START

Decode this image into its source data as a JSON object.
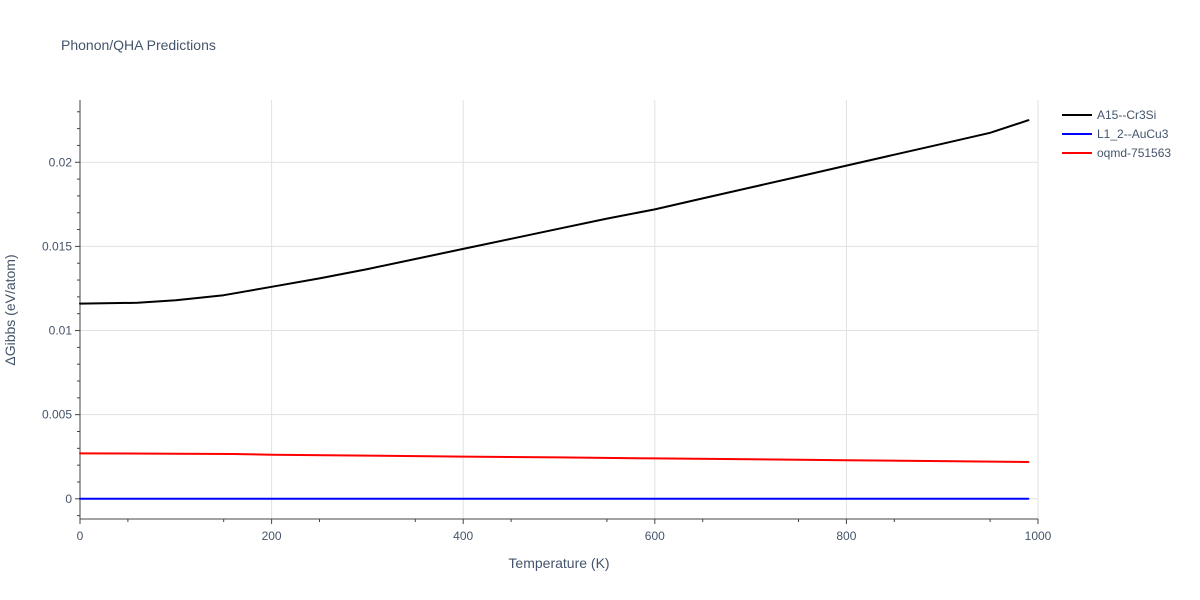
{
  "chart_data": {
    "type": "line",
    "title": "Phonon/QHA Predictions",
    "xlabel": "Temperature (K)",
    "ylabel": "ΔGibbs (eV/atom)",
    "xlim": [
      0,
      1000
    ],
    "ylim": [
      -0.0012,
      0.0237
    ],
    "x_ticks": [
      0,
      200,
      400,
      600,
      800,
      1000
    ],
    "x_tick_labels": [
      "0",
      "200",
      "400",
      "600",
      "800",
      "1000"
    ],
    "y_ticks": [
      0,
      0.005,
      0.01,
      0.015,
      0.02
    ],
    "y_tick_labels": [
      "0",
      "0.005",
      "0.01",
      "0.015",
      "0.02"
    ],
    "grid": true,
    "legend_position": "top-right",
    "series": [
      {
        "name": "A15--Cr3Si",
        "color": "#000000",
        "x": [
          0,
          60,
          100,
          150,
          200,
          250,
          300,
          350,
          400,
          450,
          500,
          550,
          600,
          650,
          700,
          750,
          800,
          850,
          900,
          950,
          990
        ],
        "y": [
          0.0116,
          0.01165,
          0.0118,
          0.0121,
          0.0126,
          0.0131,
          0.01365,
          0.01425,
          0.01485,
          0.01545,
          0.01605,
          0.01665,
          0.0172,
          0.01785,
          0.0185,
          0.01915,
          0.0198,
          0.02045,
          0.0211,
          0.02175,
          0.0225
        ]
      },
      {
        "name": "L1_2--AuCu3",
        "color": "#0000ff",
        "x": [
          0,
          200,
          400,
          600,
          800,
          990
        ],
        "y": [
          0,
          0,
          0,
          0,
          0,
          0
        ]
      },
      {
        "name": "oqmd-751563",
        "color": "#ff0000",
        "x": [
          0,
          100,
          160,
          200,
          300,
          400,
          500,
          600,
          700,
          800,
          900,
          990
        ],
        "y": [
          0.0027,
          0.00268,
          0.00266,
          0.00262,
          0.00257,
          0.00251,
          0.00246,
          0.0024,
          0.00235,
          0.00229,
          0.00224,
          0.00219
        ]
      }
    ]
  }
}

END

With the pictures omitted, reproduce the records in full and exactly.

▶ **Output below**
Decode this image into its source data as a JSON object.
{
  "chart_data": {
    "type": "line",
    "title": "Phonon/QHA Predictions",
    "xlabel": "Temperature (K)",
    "ylabel": "ΔGibbs (eV/atom)",
    "xlim": [
      0,
      1000
    ],
    "ylim": [
      -0.0012,
      0.0237
    ],
    "x_ticks": [
      0,
      200,
      400,
      600,
      800,
      1000
    ],
    "x_tick_labels": [
      "0",
      "200",
      "400",
      "600",
      "800",
      "1000"
    ],
    "y_ticks": [
      0,
      0.005,
      0.01,
      0.015,
      0.02
    ],
    "y_tick_labels": [
      "0",
      "0.005",
      "0.01",
      "0.015",
      "0.02"
    ],
    "grid": true,
    "legend_position": "top-right",
    "series": [
      {
        "name": "A15--Cr3Si",
        "color": "#000000",
        "x": [
          0,
          60,
          100,
          150,
          200,
          250,
          300,
          350,
          400,
          450,
          500,
          550,
          600,
          650,
          700,
          750,
          800,
          850,
          900,
          950,
          990
        ],
        "y": [
          0.0116,
          0.01165,
          0.0118,
          0.0121,
          0.0126,
          0.0131,
          0.01365,
          0.01425,
          0.01485,
          0.01545,
          0.01605,
          0.01665,
          0.0172,
          0.01785,
          0.0185,
          0.01915,
          0.0198,
          0.02045,
          0.0211,
          0.02175,
          0.0225
        ]
      },
      {
        "name": "L1_2--AuCu3",
        "color": "#0000ff",
        "x": [
          0,
          200,
          400,
          600,
          800,
          990
        ],
        "y": [
          0,
          0,
          0,
          0,
          0,
          0
        ]
      },
      {
        "name": "oqmd-751563",
        "color": "#ff0000",
        "x": [
          0,
          100,
          160,
          200,
          300,
          400,
          500,
          600,
          700,
          800,
          900,
          990
        ],
        "y": [
          0.0027,
          0.00268,
          0.00266,
          0.00262,
          0.00257,
          0.00251,
          0.00246,
          0.0024,
          0.00235,
          0.00229,
          0.00224,
          0.00219
        ]
      }
    ]
  }
}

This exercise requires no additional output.